# What is required
Reproduce word for word the passage of the Eldora race article that opens with "Photo: Luis Torres/Motorsports" and closes with "Eldora Dirt Derby.".

# Reading text
Photo: Luis Torres/Motorsports Tribune

Creed Overcomes Incidents to Score Career Best Finish at Eldora

By Luis Torres, Staff Writer

It was an intense Thursday night for rookie Sheldon Creed, who exits Eldora Speedway with a career-high second in the 7th annual Eldora Dirt Derby.

This comes after being involved in multiple incidents throughout the night, which he recovered tremendously and brought the No. 2 GMS Racing Chevrolet Silverado its first top-five since the finale at Homestead last year, where he finished fifth.

“This place is so tough. You have to be so easy,” Creed on the demanding dirt circuit. “Man I don’t know if there’s an award for most trucks passed, but I felt like we came from the back a couple of times there.”

Creed started off the 150-lap race with a strong start but had nothing on defending Dirt Derby winner Chase Briscoe, who won the first two stages, and had to settle for fourth.

The second stage proved to be brutal in the closing laps as the seventh-place runner drove very low and lost control of his truck in Turn 1, bringing out the seventh caution.

Fortunately for the 2018 ARCA Menards Series champion, he turned his truck back around without any damage and settled for 20th in the stage.

Near disaster almost took place with 56 laps remaining when three-time series winner Ross Chastain went around on the backstretch. It led Tyler Dippel to slow down and bunched up the field, including Creed. This led him to steer right and accidentally pinched Tyler Ankrum into the wall.

Like his spin earlier, the tough racer in that Silverado carried on without skipping a beat and in the final two laps, he posed a threat for the win.

Heading into Turn 1, Creed got by points leader Grant Enfinger for second and amounted a decent charge on leader Stewart Friesen. A bid for his maiden win wasn’t meant to be as the battle between dirt racing veterans was one-sided with Friesen beating Creed by 0.728 seconds, finally capturing that elusive Truck Series win in his 63rd start.

The 21-year-old felt what got him in that excellent spot to battle in the mad dash for the win was being on the preferred top groove. Starting there also came with small consequences as he’s aware that he ran over aggressive with one particular driver.

(Rows from a dataset)

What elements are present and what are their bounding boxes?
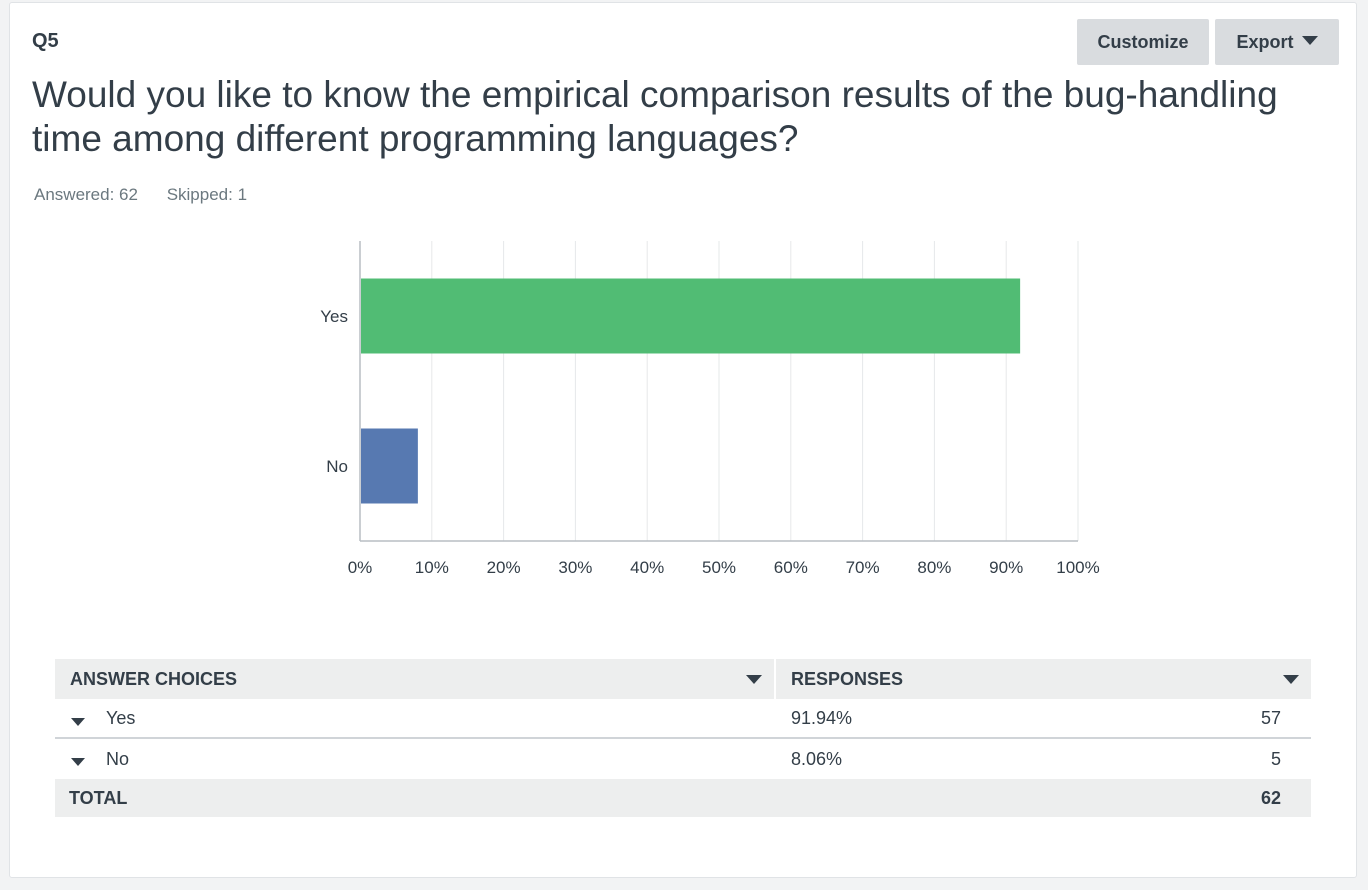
x-tick-label: 70% [846,558,880,577]
x-tick-label: 40% [630,558,664,577]
response-stats: Answered: 62 Skipped: 1 [34,185,271,205]
x-tick-label: 0% [348,558,373,577]
answer-choices-label: ANSWER CHOICES [70,668,238,689]
x-tick-label: 80% [917,558,951,577]
choice-label: No [106,748,130,769]
bar [361,428,418,504]
question-number: Q5 [32,30,59,52]
total-count: 62 [1260,787,1281,808]
question-card: Q5 Customize Export Would you like to kn… [9,2,1357,878]
x-tick-label: 10% [415,558,449,577]
table-row: No 8.06% 5 [55,739,1311,779]
x-tick-label: 90% [989,558,1023,577]
export-button[interactable]: Export [1215,19,1339,65]
x-tick-label: 20% [487,558,521,577]
response-count: 57 [1260,707,1281,728]
category-label: No [326,457,348,476]
total-label: TOTAL [69,787,128,808]
answer-choices-header[interactable]: ANSWER CHOICES [55,659,774,699]
skipped-count: Skipped: 1 [166,185,248,204]
expand-caret-icon[interactable] [71,758,85,766]
choice-label: Yes [106,707,136,728]
response-percent: 8.06% [791,748,843,769]
answered-count: Answered: 62 [34,185,138,204]
bar-chart: 0% 10% 20% 30% 40% 50% 60% 70% 80% 90% 100% Yes No [320,241,1100,577]
table-header: ANSWER CHOICES RESPONSES [55,659,1311,699]
responses-table: ANSWER CHOICES RESPONSES Yes 91.94% 57 N… [55,659,1311,817]
expand-caret-icon[interactable] [71,718,85,726]
responses-label: RESPONSES [791,668,904,689]
total-row: TOTAL 62 [55,779,1311,817]
bar [361,278,1021,354]
customize-button[interactable]: Customize [1077,19,1209,65]
responses-header[interactable]: RESPONSES [776,659,1311,699]
table-row: Yes 91.94% 57 [55,699,1311,739]
question-title: Would you like to know the empirical com… [32,74,1278,159]
chevron-down-icon [1301,36,1318,45]
x-tick-label: 60% [774,558,808,577]
export-label: Export [1236,31,1294,52]
sort-caret-icon[interactable] [1283,675,1299,684]
sort-caret-icon[interactable] [746,675,762,684]
x-tick-label: 50% [702,558,736,577]
response-count: 5 [1270,748,1281,769]
response-percent: 91.94% [791,707,853,728]
x-tick-label: 100% [1056,558,1099,577]
category-label: Yes [320,307,348,326]
x-tick-label: 30% [558,558,592,577]
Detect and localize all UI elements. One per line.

# Solution
Photo: Luis Torres/Motorsports Tribune

Creed Overcomes Incidents to Score Career Best Finish at Eldora

By Luis Torres, Staff Writer

It was an intense Thursday night for rookie Sheldon Creed, who exits Eldora Speedway with a career-high second in the 7th annual Eldora Dirt Derby.